- What to produce
Return the full material exactly.
— BEGIN Data lines —
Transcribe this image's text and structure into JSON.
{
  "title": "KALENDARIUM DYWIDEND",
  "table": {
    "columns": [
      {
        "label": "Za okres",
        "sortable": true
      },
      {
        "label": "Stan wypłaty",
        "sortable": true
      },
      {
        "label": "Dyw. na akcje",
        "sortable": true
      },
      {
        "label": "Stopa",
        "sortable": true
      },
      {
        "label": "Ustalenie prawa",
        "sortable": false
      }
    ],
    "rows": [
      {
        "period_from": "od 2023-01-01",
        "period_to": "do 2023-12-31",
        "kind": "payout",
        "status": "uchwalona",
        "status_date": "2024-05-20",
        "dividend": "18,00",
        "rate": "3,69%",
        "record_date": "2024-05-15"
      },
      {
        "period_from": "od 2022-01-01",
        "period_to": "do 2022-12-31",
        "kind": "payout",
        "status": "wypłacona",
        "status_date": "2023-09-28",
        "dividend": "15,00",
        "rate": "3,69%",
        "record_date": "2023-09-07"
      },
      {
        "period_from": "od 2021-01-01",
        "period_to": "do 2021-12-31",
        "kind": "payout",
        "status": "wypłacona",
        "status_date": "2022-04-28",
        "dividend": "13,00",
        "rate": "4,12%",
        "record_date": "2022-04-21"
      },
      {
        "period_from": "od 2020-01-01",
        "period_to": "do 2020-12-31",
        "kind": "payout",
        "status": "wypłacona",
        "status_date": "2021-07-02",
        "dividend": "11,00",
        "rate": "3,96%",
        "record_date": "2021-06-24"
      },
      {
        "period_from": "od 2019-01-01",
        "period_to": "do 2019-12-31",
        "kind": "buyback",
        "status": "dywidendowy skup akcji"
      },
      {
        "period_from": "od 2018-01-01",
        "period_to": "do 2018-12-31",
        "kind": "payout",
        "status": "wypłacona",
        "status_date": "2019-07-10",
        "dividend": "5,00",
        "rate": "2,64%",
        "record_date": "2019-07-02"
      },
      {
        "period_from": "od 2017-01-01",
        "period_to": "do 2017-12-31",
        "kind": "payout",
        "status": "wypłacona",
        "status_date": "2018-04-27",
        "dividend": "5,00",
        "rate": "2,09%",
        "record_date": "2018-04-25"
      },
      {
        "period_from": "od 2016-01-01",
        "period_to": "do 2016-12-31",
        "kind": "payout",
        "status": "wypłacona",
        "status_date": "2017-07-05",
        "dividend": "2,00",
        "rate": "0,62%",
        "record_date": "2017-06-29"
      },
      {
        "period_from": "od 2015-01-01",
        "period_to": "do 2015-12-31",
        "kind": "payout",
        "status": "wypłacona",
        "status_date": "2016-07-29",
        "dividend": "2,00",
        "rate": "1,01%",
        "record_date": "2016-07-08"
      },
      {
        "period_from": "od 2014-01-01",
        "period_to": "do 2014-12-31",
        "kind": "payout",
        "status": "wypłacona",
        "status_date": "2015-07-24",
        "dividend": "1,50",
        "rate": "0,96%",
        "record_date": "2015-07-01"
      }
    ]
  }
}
— END Data lines —
- Right answer
Transcribe this image's text and structure into JSON.
{
  "title": "KALENDARIUM DYWIDEND",
  "table": {
    "columns": [
      {
        "label": "Za okres",
        "sortable": true
      },
      {
        "label": "Stan wypłaty",
        "sortable": true
      },
      {
        "label": "Dyw. na akcje",
        "sortable": true
      },
      {
        "label": "Stopa",
        "sortable": true
      },
      {
        "label": "Ustalenie prawa",
        "sortable": false
      }
    ],
    "rows": [
      {
        "period_from": "od 2023-01-01",
        "period_to": "do 2023-12-31",
        "kind": "payout",
        "status": "uchwalona",
        "status_date": "2024-05-20",
        "dividend": "18,00",
        "rate": "3,69%",
        "record_date": "2024-05-15"
      },
      {
        "period_from": "od 2022-01-01",
        "period_to": "do 2022-12-31",
        "kind": "payout",
        "status": "wypłacona",
        "status_date": "2023-09-28",
        "dividend": "15,00",
        "rate": "3,69%",
        "record_date": "2023-09-07"
      },
      {
        "period_from": "od 2021-01-01",
        "period_to": "do 2021-12-31",
        "kind": "payout",
        "status": "wypłacona",
        "status_date": "2022-04-28",
        "dividend": "13,00",
        "rate": "4,12%",
        "record_date": "2022-04-21"
      },
      {
        "period_from": "od 2020-01-01",
        "period_to": "do 2020-12-31",
        "kind": "payout",
        "status": "wypłacona",
        "status_date": "2021-07-02",
        "dividend": "11,00",
        "rate": "3,96%",
        "record_date": "2021-06-24"
      },
      {
        "period_from": "od 2019-01-01",
        "period_to": "do 2019-12-31",
        "kind": "buyback",
        "status": "dywidendowy skup akcji"
      },
      {
        "period_from": "od 2018-01-01",
        "period_to": "do 2018-12-31",
        "kind": "payout",
        "status": "wypłacona",
        "status_date": "2019-07-10",
        "dividend": "5,00",
        "rate": "2,64%",
        "record_date": "2019-07-02"
      },
      {
        "period_from": "od 2017-01-01",
        "period_to": "do 2017-12-31",
        "kind": "payout",
        "status": "wypłacona",
        "status_date": "2018-04-27",
        "dividend": "5,00",
        "rate": "2,09%",
        "record_date": "2018-04-25"
      },
      {
        "period_from": "od 2016-01-01",
        "period_to": "do 2016-12-31",
        "kind": "payout",
        "status": "wypłacona",
        "status_date": "2017-07-05",
        "dividend": "2,00",
        "rate": "0,62%",
        "record_date": "2017-06-29"
      },
      {
        "period_from": "od 2015-01-01",
        "period_to": "do 2015-12-31",
        "kind": "payout",
        "status": "wypłacona",
        "status_date": "2016-07-29",
        "dividend": "2,00",
        "rate": "1,01%",
        "record_date": "2016-07-08"
      },
      {
        "period_from": "od 2014-01-01",
        "period_to": "do 2014-12-31",
        "kind": "payout",
        "status": "wypłacona",
        "status_date": "2015-07-24",
        "dividend": "1,50",
        "rate": "0,96%",
        "record_date": "2015-07-01"
      }
    ]
  }
}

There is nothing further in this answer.